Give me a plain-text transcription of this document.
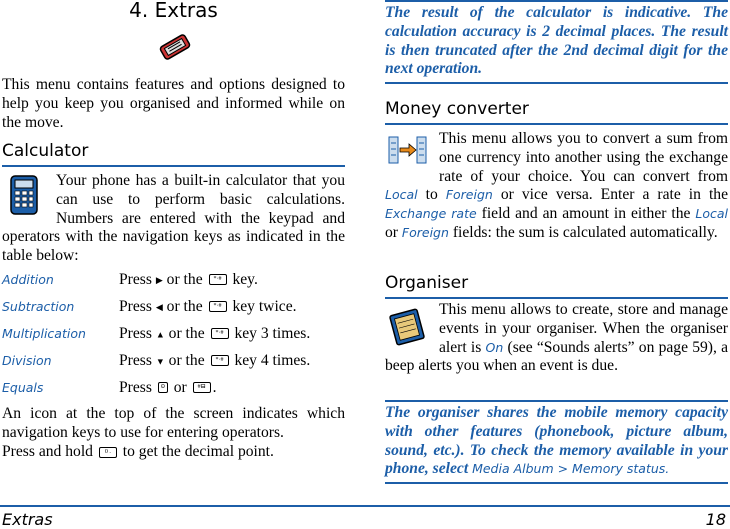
4. Extras
This menu contains features and options designed to help you keep you organised and informed while on the move.
Calculator
Your phone has a built-in calculator that you can use to perform basic calculations. Numbers are entered with the keypad and operators with the navigation keys as indicated in the table below:
Addition	Press ▶ or the *·# key.
Subtraction	Press ◀ or the *·# key twice.
Multiplication	Press ▲ or the *·# key 3 times.
Division	Press ▼ or the *·# key 4 times.
Equals	Press ⊙ or #⊟ .
An icon at the top of the screen indicates which navigation keys to use for entering operators.
Press and hold 0 . to get the decimal point.
The result of the calculator is indicative. The calculation accuracy is 2 decimal places. The result is then truncated after the 2nd decimal digit for the next operation.
Money converter
This menu allows you to convert a sum from one currency into another using the exchange rate of your choice. You can convert from Local to Foreign or vice versa. Enter a rate in the Exchange rate field and an amount in either the Local or Foreign fields: the sum is calculated automatically.
Organiser
This menu allows to create, store and manage events in your organiser. When the organiser alert is On (see “Sounds alerts” on page 59), a beep alerts you when an event is due.
The organiser shares the mobile memory capacity with other features (phonebook, picture album, sound, etc.). To check the memory available in your phone, select Media Album > Memory status.
Extras	18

-*-

• _Task_
Gather each line from the entries above that includes the word "phone".

• _Response to this exercise_
Your phone has a built-in calculator that you can use to perform basic calculations. Numbers are entered with the keypad and operators with the navigation keys as indicated in the table below:
The organiser shares the mobile memory capacity with other features (phonebook, picture album, sound, etc.). To check the memory available in your phone, select Media Album > Memory status.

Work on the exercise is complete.